### SOURCE RECORDS

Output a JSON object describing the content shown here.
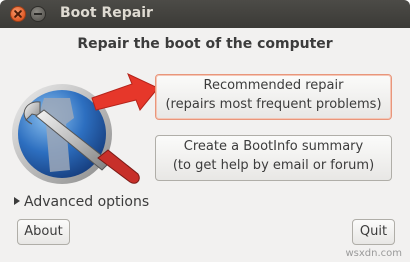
{
  "window": {
    "title": "Boot Repair"
  },
  "main": {
    "heading": "Repair the boot of the computer",
    "recommended": {
      "line1": "Recommended repair",
      "line2": "(repairs most frequent problems)"
    },
    "bootinfo": {
      "line1": "Create a BootInfo summary",
      "line2": "(to get help by email or forum)"
    },
    "advanced_label": "Advanced options"
  },
  "footer": {
    "about_label": "About",
    "quit_label": "Quit"
  },
  "watermark": "wsxdn.com",
  "colors": {
    "titlebar": "#3c3b37",
    "window_bg": "#f2f1f0",
    "accent_arrow": "#e6372a",
    "highlight_border": "#e9967b"
  },
  "icons": {
    "logo": "boot-repair-logo-icon",
    "arrow": "red-arrow-icon"
  }
}
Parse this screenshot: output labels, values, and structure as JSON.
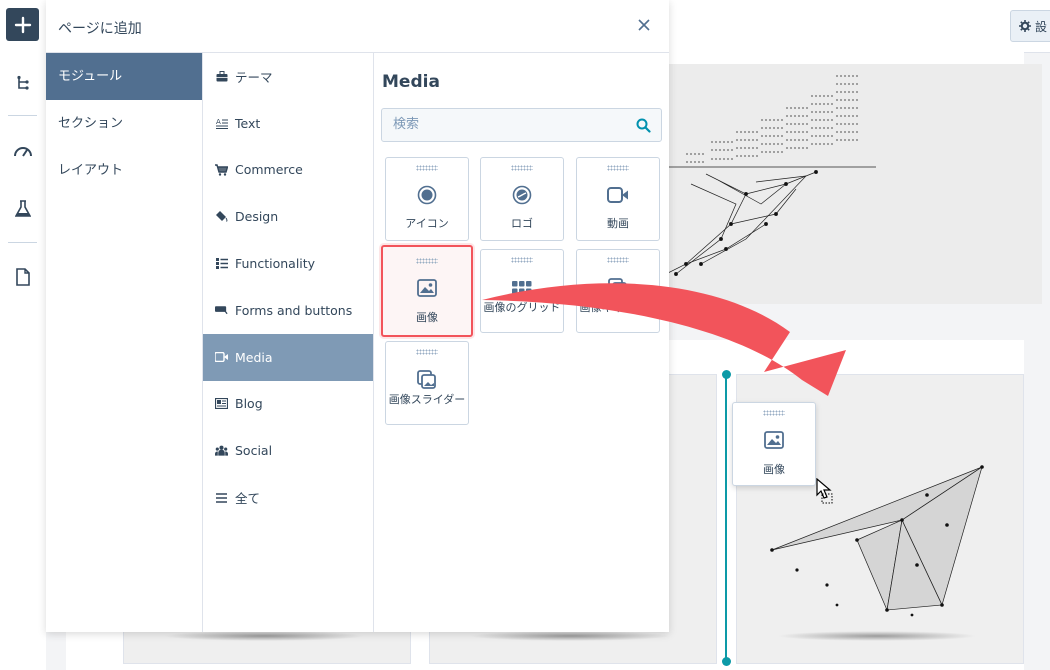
{
  "header": {
    "title": "ページに追加",
    "settings_label": "設"
  },
  "categories": [
    {
      "label": "モジュール",
      "active": true
    },
    {
      "label": "セクション",
      "active": false
    },
    {
      "label": "レイアウト",
      "active": false
    }
  ],
  "subcategories": [
    {
      "label": "テーマ",
      "icon": "briefcase-icon"
    },
    {
      "label": "Text",
      "icon": "text-icon"
    },
    {
      "label": "Commerce",
      "icon": "cart-icon"
    },
    {
      "label": "Design",
      "icon": "paint-bucket-icon"
    },
    {
      "label": "Functionality",
      "icon": "list-icon"
    },
    {
      "label": "Forms and buttons",
      "icon": "button-icon"
    },
    {
      "label": "Media",
      "icon": "video-icon",
      "active": true
    },
    {
      "label": "Blog",
      "icon": "newspaper-icon"
    },
    {
      "label": "Social",
      "icon": "people-icon"
    },
    {
      "label": "全て",
      "icon": "menu-icon"
    }
  ],
  "modules": {
    "title": "Media",
    "search_placeholder": "検索",
    "items": [
      {
        "label": "アイコン",
        "icon": "target-icon"
      },
      {
        "label": "ロゴ",
        "icon": "logo-icon"
      },
      {
        "label": "動画",
        "icon": "video-camera-icon"
      },
      {
        "label": "画像",
        "icon": "image-icon",
        "selected": true
      },
      {
        "label": "画像のグリッド",
        "icon": "grid-icon"
      },
      {
        "label": "画像ギャラリー",
        "icon": "gallery-icon"
      },
      {
        "label": "画像スライダー",
        "icon": "slider-icon"
      }
    ]
  },
  "drag_ghost": {
    "label": "画像"
  },
  "colors": {
    "accent": "#516f90",
    "selected_border": "#f2545b",
    "arrow": "#f2545b",
    "divider": "#0d9aa7"
  }
}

######

STATED PROBLEM:
Your copy should match the entries exactly, minus the pictures.

EXPECTED ANSWER:
Output a JSON object describing the content shown here.
{
  "window": {
    "title": "Boot Repair"
  },
  "main": {
    "heading": "Repair the boot of the computer",
    "recommended": {
      "line1": "Recommended repair",
      "line2": "(repairs most frequent problems)"
    },
    "bootinfo": {
      "line1": "Create a BootInfo summary",
      "line2": "(to get help by email or forum)"
    },
    "advanced_label": "Advanced options"
  },
  "footer": {
    "about_label": "About",
    "quit_label": "Quit"
  },
  "watermark": "wsxdn.com",
  "colors": {
    "titlebar": "#3c3b37",
    "window_bg": "#f2f1f0",
    "accent_arrow": "#e6372a",
    "highlight_border": "#e9967b"
  },
  "icons": {
    "logo": "boot-repair-logo-icon",
    "arrow": "red-arrow-icon"
  }
}
Parse this screenshot: output labels, values, and structure as JSON.
{
  "header": {
    "title": "ページに追加",
    "settings_label": "設"
  },
  "categories": [
    {
      "label": "モジュール",
      "active": true
    },
    {
      "label": "セクション",
      "active": false
    },
    {
      "label": "レイアウト",
      "active": false
    }
  ],
  "subcategories": [
    {
      "label": "テーマ",
      "icon": "briefcase-icon"
    },
    {
      "label": "Text",
      "icon": "text-icon"
    },
    {
      "label": "Commerce",
      "icon": "cart-icon"
    },
    {
      "label": "Design",
      "icon": "paint-bucket-icon"
    },
    {
      "label": "Functionality",
      "icon": "list-icon"
    },
    {
      "label": "Forms and buttons",
      "icon": "button-icon"
    },
    {
      "label": "Media",
      "icon": "video-icon",
      "active": true
    },
    {
      "label": "Blog",
      "icon": "newspaper-icon"
    },
    {
      "label": "Social",
      "icon": "people-icon"
    },
    {
      "label": "全て",
      "icon": "menu-icon"
    }
  ],
  "modules": {
    "title": "Media",
    "search_placeholder": "検索",
    "items": [
      {
        "label": "アイコン",
        "icon": "target-icon"
      },
      {
        "label": "ロゴ",
        "icon": "logo-icon"
      },
      {
        "label": "動画",
        "icon": "video-camera-icon"
      },
      {
        "label": "画像",
        "icon": "image-icon",
        "selected": true
      },
      {
        "label": "画像のグリッド",
        "icon": "grid-icon"
      },
      {
        "label": "画像ギャラリー",
        "icon": "gallery-icon"
      },
      {
        "label": "画像スライダー",
        "icon": "slider-icon"
      }
    ]
  },
  "drag_ghost": {
    "label": "画像"
  },
  "colors": {
    "accent": "#516f90",
    "selected_border": "#f2545b",
    "arrow": "#f2545b",
    "divider": "#0d9aa7"
  }
}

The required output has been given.